PROBLEM REQUIREMENTS
Reproduce all of the data exactly.

>> Start

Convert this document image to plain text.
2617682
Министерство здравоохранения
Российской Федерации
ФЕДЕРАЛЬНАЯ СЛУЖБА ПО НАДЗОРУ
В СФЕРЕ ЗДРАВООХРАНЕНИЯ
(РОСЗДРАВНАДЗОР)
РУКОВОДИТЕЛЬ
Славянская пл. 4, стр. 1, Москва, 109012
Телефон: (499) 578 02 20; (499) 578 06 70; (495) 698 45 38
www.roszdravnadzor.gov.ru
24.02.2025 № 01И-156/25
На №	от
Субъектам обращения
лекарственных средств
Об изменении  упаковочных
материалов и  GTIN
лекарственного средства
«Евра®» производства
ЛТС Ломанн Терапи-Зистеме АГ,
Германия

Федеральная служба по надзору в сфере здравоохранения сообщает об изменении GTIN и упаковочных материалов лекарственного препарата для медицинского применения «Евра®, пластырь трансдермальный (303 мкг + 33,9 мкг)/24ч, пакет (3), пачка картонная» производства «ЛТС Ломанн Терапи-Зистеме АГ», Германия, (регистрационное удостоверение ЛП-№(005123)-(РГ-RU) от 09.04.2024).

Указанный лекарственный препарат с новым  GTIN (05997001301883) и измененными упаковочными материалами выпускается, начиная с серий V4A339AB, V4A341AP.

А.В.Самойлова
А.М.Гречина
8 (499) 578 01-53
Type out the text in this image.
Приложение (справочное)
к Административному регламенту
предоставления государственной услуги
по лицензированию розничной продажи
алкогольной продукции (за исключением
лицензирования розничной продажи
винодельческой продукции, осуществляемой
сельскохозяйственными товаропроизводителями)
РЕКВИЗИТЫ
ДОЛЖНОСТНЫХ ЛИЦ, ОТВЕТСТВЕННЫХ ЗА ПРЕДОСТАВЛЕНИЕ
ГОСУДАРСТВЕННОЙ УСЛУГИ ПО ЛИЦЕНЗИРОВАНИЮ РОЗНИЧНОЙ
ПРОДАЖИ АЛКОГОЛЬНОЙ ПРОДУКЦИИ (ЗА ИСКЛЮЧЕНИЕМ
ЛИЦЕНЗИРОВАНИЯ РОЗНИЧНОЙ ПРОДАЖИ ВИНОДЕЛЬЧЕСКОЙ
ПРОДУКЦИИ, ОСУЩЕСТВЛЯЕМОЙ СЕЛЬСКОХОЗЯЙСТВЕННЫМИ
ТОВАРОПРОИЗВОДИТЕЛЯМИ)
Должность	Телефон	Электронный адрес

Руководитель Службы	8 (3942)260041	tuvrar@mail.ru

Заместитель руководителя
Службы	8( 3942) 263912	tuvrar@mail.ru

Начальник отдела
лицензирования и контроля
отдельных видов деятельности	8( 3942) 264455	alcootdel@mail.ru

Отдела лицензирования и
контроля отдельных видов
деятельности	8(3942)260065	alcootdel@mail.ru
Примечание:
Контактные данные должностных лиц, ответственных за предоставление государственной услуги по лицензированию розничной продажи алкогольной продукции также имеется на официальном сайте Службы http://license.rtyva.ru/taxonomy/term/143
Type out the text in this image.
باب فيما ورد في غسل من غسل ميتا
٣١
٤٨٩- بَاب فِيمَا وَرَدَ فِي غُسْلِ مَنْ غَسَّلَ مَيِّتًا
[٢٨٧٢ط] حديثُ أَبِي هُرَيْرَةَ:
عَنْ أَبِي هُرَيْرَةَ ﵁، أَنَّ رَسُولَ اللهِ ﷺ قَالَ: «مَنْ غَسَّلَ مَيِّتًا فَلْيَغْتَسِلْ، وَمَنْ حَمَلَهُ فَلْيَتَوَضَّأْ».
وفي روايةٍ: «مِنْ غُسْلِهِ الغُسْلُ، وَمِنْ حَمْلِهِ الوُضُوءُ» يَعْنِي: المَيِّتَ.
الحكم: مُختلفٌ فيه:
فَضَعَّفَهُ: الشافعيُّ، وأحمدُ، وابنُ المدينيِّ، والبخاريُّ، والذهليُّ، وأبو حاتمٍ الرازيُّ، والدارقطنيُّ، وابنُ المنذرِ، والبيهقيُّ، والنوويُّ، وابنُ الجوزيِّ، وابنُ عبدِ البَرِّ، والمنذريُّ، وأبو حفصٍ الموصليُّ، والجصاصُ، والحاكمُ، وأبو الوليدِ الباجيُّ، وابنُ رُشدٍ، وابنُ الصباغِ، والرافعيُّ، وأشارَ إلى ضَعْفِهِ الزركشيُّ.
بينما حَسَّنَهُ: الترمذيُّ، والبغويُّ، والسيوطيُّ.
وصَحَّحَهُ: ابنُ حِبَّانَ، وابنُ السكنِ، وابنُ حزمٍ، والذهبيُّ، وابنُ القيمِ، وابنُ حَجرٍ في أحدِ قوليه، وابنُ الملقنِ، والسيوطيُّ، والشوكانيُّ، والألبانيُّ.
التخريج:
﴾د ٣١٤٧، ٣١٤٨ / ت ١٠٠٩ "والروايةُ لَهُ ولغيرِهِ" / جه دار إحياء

>> End

IN RESPONSE
Convert this document image to plain text.
2617682
Министерство здравоохранения
Российской Федерации
ФЕДЕРАЛЬНАЯ СЛУЖБА ПО НАДЗОРУ
В СФЕРЕ ЗДРАВООХРАНЕНИЯ
(РОСЗДРАВНАДЗОР)
РУКОВОДИТЕЛЬ
Славянская пл. 4, стр. 1, Москва, 109012
Телефон: (499) 578 02 20; (499) 578 06 70; (495) 698 45 38
www.roszdravnadzor.gov.ru
24.02.2025 № 01И-156/25
На №	от
Субъектам обращения
лекарственных средств
Об изменении  упаковочных
материалов и  GTIN
лекарственного средства
«Евра®» производства
ЛТС Ломанн Терапи-Зистеме АГ,
Германия

Федеральная служба по надзору в сфере здравоохранения сообщает об изменении GTIN и упаковочных материалов лекарственного препарата для медицинского применения «Евра®, пластырь трансдермальный (303 мкг + 33,9 мкг)/24ч, пакет (3), пачка картонная» производства «ЛТС Ломанн Терапи-Зистеме АГ», Германия, (регистрационное удостоверение ЛП-№(005123)-(РГ-RU) от 09.04.2024).

Указанный лекарственный препарат с новым  GTIN (05997001301883) и измененными упаковочными материалами выпускается, начиная с серий V4A339AB, V4A341AP.

А.В.Самойлова
А.М.Гречина
8 (499) 578 01-53
Type out the text in this image.
Приложение (справочное)
к Административному регламенту
предоставления государственной услуги
по лицензированию розничной продажи
алкогольной продукции (за исключением
лицензирования розничной продажи
винодельческой продукции, осуществляемой
сельскохозяйственными товаропроизводителями)
РЕКВИЗИТЫ
ДОЛЖНОСТНЫХ ЛИЦ, ОТВЕТСТВЕННЫХ ЗА ПРЕДОСТАВЛЕНИЕ
ГОСУДАРСТВЕННОЙ УСЛУГИ ПО ЛИЦЕНЗИРОВАНИЮ РОЗНИЧНОЙ
ПРОДАЖИ АЛКОГОЛЬНОЙ ПРОДУКЦИИ (ЗА ИСКЛЮЧЕНИЕМ
ЛИЦЕНЗИРОВАНИЯ РОЗНИЧНОЙ ПРОДАЖИ ВИНОДЕЛЬЧЕСКОЙ
ПРОДУКЦИИ, ОСУЩЕСТВЛЯЕМОЙ СЕЛЬСКОХОЗЯЙСТВЕННЫМИ
ТОВАРОПРОИЗВОДИТЕЛЯМИ)
Должность	Телефон	Электронный адрес

Руководитель Службы	8 (3942)260041	tuvrar@mail.ru

Заместитель руководителя
Службы	8( 3942) 263912	tuvrar@mail.ru

Начальник отдела
лицензирования и контроля
отдельных видов деятельности	8( 3942) 264455	alcootdel@mail.ru

Отдела лицензирования и
контроля отдельных видов
деятельности	8(3942)260065	alcootdel@mail.ru
Примечание:
Контактные данные должностных лиц, ответственных за предоставление государственной услуги по лицензированию розничной продажи алкогольной продукции также имеется на официальном сайте Службы http://license.rtyva.ru/taxonomy/term/143
Type out the text in this image.
باب فيما ورد في غسل من غسل ميتا
٣١
٤٨٩- بَاب فِيمَا وَرَدَ فِي غُسْلِ مَنْ غَسَّلَ مَيِّتًا
[٢٨٧٢ط] حديثُ أَبِي هُرَيْرَةَ:
عَنْ أَبِي هُرَيْرَةَ ﵁، أَنَّ رَسُولَ اللهِ ﷺ قَالَ: «مَنْ غَسَّلَ مَيِّتًا فَلْيَغْتَسِلْ، وَمَنْ حَمَلَهُ فَلْيَتَوَضَّأْ».
وفي روايةٍ: «مِنْ غُسْلِهِ الغُسْلُ، وَمِنْ حَمْلِهِ الوُضُوءُ» يَعْنِي: المَيِّتَ.
الحكم: مُختلفٌ فيه:
فَضَعَّفَهُ: الشافعيُّ، وأحمدُ، وابنُ المدينيِّ، والبخاريُّ، والذهليُّ، وأبو حاتمٍ الرازيُّ، والدارقطنيُّ، وابنُ المنذرِ، والبيهقيُّ، والنوويُّ، وابنُ الجوزيِّ، وابنُ عبدِ البَرِّ، والمنذريُّ، وأبو حفصٍ الموصليُّ، والجصاصُ، والحاكمُ، وأبو الوليدِ الباجيُّ، وابنُ رُشدٍ، وابنُ الصباغِ، والرافعيُّ، وأشارَ إلى ضَعْفِهِ الزركشيُّ.
بينما حَسَّنَهُ: الترمذيُّ، والبغويُّ، والسيوطيُّ.
وصَحَّحَهُ: ابنُ حِبَّانَ، وابنُ السكنِ، وابنُ حزمٍ، والذهبيُّ، وابنُ القيمِ، وابنُ حَجرٍ في أحدِ قوليه، وابنُ الملقنِ، والسيوطيُّ، والشوكانيُّ، والألبانيُّ.
التخريج:
﴾د ٣١٤٧، ٣١٤٨ / ت ١٠٠٩ "والروايةُ لَهُ ولغيرِهِ" / جه دار إحياء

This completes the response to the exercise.